## Task prompt:
Select from the records below every line that has the word "питьевых" in it.

## Supplied entries:
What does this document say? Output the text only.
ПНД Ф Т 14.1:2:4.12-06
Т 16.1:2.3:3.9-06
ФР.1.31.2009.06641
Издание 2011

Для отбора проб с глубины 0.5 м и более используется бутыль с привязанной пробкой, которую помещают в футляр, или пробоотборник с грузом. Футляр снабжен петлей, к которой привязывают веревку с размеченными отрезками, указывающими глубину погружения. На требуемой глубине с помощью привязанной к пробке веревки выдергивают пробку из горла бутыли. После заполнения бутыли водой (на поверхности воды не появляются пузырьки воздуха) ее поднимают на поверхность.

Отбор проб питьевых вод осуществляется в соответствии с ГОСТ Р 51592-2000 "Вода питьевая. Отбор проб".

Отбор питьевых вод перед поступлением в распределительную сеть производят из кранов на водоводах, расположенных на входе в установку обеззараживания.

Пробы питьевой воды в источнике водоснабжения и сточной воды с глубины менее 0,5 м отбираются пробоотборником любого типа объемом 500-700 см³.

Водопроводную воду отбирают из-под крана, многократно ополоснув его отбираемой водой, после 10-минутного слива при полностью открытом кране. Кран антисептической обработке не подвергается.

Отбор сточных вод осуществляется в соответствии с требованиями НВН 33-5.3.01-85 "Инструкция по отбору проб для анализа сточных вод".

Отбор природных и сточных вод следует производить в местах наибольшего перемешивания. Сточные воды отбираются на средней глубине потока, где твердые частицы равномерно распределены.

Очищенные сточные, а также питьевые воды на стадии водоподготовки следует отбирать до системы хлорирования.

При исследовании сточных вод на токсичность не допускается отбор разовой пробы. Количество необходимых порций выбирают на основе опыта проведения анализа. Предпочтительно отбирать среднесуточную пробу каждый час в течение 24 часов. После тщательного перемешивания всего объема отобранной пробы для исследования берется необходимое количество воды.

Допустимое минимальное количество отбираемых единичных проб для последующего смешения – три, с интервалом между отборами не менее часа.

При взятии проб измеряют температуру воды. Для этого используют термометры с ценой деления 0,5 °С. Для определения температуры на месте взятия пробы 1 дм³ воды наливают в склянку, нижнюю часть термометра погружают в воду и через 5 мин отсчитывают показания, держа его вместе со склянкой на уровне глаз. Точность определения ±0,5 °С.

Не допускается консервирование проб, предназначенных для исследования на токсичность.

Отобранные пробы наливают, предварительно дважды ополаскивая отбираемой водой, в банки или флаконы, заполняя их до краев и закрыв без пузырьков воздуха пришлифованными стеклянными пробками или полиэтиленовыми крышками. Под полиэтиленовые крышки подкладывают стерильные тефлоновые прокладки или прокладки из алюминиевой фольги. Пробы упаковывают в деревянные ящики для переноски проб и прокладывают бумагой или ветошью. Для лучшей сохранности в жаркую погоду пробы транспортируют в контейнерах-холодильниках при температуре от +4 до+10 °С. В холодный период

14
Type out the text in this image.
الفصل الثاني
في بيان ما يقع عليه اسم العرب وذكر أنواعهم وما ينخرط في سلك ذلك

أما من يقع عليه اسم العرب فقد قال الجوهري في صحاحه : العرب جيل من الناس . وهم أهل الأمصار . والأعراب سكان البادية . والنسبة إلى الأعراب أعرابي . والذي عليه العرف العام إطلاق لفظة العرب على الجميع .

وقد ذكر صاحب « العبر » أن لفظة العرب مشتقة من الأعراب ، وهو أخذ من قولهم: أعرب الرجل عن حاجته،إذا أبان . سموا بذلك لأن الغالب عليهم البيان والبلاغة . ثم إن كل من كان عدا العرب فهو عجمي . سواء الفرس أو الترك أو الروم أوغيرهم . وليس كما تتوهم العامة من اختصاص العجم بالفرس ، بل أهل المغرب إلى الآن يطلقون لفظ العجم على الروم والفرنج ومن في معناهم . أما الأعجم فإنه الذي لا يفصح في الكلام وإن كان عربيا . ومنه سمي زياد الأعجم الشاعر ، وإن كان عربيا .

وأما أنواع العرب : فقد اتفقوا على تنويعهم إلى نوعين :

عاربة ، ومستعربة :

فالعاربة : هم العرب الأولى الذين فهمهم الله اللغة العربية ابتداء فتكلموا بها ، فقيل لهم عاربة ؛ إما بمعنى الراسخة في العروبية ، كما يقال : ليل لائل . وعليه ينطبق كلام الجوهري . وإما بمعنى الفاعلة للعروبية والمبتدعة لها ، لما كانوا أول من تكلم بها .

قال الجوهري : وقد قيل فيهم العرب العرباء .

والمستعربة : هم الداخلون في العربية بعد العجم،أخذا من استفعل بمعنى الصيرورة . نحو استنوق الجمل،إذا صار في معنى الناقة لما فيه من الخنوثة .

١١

## Problem solution:
Отбор проб питьевых вод осуществляется в соответствии с ГОСТ Р 51592-2000 "Вода питьевая. Отбор проб".
Отбор питьевых вод перед поступлением в распределительную сеть производят из кранов на водоводах, расположенных на входе в установку обеззараживания.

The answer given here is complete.